Ha ha!

You just never know what he'll review next!

Wednesday 8 July 2020

Burl reviews Tentacles! (1977)


 
Ha ha and handshakes, it’s Burl, here to rassle with cinema’s eternal problem: how to make an octopus seem huge and threatening on film? 20,000 Leagues Under the Sea did a pretty good job with their squid, and I’m even a little fond of the one in Peter Benchley’s The Beast! And of course there’s It Came From Beneath the Sea, but otherwise the octopi usually don’t get the titular roles, or even featured parts - ha ha, look at The Goonies, which left its octopus on the cutting room floor, but had the cruel audacity to maintain a reference to it in the dialogue! Outside of the Sharktopus kind of stuff, which even ol’ Burl finds nearly unwatchable, and close kin to same like Eye of the Beast, there aren’t many good movie octopi to choose from!

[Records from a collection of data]
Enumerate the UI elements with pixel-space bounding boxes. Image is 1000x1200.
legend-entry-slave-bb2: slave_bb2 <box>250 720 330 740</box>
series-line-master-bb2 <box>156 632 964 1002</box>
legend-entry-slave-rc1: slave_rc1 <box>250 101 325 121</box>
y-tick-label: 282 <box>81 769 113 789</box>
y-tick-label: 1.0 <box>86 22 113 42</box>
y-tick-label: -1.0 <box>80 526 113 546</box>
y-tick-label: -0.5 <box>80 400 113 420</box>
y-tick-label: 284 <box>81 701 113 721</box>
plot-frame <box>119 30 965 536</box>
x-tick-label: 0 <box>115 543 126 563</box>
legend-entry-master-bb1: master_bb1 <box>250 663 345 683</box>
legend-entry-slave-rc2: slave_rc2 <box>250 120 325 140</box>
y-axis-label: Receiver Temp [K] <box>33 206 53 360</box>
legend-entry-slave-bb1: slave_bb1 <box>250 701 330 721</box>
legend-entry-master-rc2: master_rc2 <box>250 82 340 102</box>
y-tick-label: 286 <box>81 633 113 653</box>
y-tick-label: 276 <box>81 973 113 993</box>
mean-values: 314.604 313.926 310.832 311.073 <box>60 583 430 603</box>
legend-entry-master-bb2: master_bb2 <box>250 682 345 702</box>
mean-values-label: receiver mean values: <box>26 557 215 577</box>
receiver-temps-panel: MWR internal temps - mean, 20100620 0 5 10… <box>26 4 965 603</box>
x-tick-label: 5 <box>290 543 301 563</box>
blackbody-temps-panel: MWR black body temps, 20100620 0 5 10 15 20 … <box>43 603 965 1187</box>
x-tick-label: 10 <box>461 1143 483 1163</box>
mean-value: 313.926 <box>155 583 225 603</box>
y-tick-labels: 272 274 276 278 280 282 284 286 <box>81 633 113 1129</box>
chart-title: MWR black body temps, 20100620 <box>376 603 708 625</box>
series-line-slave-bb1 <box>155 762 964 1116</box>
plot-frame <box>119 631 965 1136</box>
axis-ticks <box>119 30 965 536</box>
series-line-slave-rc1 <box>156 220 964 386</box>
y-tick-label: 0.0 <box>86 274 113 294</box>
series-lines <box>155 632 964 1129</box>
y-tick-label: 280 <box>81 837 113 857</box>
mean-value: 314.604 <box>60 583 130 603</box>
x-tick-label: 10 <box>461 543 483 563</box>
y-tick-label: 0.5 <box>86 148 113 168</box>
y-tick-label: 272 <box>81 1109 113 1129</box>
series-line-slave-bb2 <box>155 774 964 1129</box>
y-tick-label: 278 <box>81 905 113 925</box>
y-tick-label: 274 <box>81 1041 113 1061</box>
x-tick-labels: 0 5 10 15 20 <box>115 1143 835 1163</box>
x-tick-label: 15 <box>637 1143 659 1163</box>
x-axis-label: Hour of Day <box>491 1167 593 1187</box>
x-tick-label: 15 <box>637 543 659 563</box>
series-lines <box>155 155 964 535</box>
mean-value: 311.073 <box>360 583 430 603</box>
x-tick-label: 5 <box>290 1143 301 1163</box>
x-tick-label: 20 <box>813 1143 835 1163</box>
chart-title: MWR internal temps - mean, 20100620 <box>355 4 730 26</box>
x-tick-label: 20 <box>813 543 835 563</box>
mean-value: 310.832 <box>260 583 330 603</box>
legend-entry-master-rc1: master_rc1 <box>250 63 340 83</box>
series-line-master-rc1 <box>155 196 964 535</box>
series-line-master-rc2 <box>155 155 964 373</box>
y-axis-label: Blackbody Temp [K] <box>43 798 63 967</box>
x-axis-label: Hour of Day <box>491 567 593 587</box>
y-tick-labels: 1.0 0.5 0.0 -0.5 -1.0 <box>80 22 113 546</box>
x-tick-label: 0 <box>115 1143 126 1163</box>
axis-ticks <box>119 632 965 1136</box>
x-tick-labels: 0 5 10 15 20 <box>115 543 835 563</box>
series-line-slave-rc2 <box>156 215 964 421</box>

Exercise instructions
Can you continue the review of Tentacles (1977) from the point where it stops? These lines are separate material and have no connection to the review.

Task response
But ho! you say, what about Tentacles? Ha ha, I remember seeing this picture on television many years ago, in the flower of my youth, and it made a real impression! I never forgot the portly fellow who suffers a calamari attack and is pulled around with his feet sticking out of the water! Naturally the picture is a direct rip-off of Jaws, whose imitators always seemed the most brazen; but aside from setting up a close reworking of the small seaside town situation found in the Spielberg picture, Tentacles can’t come close to maintaining the beautiful simplicity or primal power of its inspiration!
Directed by Ovidio G. Assonitis, who of course also brought us the nerd-in-love comedy Desperate Moves, the picture is set, and even mostly shot, in a small California coastal community! In the very first scene, unnecessarily in my opinion, a sweet young baby relaxing in his stroller becomes the first victim of Tentacles! Tentacles, a rampaging monster who sucks the very marrow from the bones of his people-meals, next plucks a bandy-legged fisherman from his craft, and later on he wrecks boats and eats portly men!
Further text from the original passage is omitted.